··· THE INPUT ···

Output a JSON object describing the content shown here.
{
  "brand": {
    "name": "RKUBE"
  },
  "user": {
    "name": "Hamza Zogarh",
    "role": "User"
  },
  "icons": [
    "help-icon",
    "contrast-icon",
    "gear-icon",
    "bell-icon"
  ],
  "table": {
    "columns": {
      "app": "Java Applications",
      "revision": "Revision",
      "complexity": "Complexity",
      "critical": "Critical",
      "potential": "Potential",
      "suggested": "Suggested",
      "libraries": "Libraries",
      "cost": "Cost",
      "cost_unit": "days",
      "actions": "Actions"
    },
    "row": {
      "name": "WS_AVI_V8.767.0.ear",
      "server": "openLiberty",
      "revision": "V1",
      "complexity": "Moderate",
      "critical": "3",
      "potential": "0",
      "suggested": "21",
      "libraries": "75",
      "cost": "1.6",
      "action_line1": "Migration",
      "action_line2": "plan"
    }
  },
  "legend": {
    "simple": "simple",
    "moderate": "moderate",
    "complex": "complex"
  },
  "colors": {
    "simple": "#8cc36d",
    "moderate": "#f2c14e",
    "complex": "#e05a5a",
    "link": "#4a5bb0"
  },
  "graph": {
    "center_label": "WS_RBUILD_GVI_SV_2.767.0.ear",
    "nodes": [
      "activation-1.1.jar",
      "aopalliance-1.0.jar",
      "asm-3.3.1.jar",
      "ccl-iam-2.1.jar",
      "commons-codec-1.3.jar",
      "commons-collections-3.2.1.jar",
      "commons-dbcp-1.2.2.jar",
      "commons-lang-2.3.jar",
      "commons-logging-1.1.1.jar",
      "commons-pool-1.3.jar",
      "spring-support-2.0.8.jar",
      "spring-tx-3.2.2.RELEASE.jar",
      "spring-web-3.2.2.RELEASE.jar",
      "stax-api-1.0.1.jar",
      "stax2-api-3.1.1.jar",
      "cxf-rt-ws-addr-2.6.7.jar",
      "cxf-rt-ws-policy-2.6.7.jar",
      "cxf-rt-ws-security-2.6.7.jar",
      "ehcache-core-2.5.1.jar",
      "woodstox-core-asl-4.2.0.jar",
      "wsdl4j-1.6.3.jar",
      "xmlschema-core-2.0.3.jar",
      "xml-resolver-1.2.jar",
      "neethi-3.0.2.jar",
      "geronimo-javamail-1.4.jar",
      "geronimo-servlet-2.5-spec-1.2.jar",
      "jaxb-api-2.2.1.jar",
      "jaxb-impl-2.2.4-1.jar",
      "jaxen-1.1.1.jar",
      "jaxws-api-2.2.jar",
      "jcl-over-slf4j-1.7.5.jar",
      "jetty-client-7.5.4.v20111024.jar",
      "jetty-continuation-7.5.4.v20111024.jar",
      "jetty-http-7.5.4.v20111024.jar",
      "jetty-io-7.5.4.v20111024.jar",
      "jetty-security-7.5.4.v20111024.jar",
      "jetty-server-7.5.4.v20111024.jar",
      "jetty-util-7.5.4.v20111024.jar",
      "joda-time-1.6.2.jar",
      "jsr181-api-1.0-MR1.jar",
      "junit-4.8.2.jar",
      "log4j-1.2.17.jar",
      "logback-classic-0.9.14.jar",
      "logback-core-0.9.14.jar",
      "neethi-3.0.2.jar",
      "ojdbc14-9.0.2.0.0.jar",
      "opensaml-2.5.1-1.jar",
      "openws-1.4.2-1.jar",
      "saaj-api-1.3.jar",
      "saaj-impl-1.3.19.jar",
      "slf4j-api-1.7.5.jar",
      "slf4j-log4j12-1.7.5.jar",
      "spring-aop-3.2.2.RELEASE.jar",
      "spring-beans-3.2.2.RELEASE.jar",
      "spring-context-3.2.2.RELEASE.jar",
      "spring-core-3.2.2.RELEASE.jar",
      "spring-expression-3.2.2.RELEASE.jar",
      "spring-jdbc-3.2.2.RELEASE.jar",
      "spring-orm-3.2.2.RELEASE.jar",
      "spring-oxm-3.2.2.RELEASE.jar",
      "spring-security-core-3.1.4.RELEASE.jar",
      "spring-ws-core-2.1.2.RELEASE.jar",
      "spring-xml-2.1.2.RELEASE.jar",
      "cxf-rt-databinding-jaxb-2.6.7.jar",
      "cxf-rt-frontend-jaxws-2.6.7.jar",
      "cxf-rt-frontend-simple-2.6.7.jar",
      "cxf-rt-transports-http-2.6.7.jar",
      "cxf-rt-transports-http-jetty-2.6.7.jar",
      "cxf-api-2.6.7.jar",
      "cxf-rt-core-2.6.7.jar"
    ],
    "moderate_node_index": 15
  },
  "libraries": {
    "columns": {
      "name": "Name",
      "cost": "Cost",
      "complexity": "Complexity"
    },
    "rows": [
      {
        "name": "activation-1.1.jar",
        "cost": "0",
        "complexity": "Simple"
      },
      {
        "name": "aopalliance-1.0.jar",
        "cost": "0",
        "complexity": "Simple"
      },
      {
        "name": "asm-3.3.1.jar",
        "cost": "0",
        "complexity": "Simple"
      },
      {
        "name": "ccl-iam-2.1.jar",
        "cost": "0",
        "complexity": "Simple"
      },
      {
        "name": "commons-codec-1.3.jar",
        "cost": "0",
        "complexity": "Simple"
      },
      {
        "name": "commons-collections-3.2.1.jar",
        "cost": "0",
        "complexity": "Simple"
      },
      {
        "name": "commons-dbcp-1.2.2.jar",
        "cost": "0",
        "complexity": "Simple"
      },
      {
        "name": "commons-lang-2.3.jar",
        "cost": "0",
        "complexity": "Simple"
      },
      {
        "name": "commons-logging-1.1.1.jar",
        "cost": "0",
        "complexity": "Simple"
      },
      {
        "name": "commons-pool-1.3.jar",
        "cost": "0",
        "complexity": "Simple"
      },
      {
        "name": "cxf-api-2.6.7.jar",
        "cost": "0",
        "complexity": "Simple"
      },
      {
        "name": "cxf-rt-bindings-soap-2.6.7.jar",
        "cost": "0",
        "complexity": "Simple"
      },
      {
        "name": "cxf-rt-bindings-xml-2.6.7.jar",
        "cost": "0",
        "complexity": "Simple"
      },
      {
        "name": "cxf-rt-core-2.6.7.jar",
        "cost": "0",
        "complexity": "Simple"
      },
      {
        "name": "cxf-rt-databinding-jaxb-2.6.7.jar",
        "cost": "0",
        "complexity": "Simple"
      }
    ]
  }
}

···

**EXERCISE:**
Take each line containing the string "databinding" and copy it out.

**FINISHED EXERCISE:**
      "cxf-rt-databinding-jaxb-2.6.7.jar",
        "name": "cxf-rt-databinding-jaxb-2.6.7.jar",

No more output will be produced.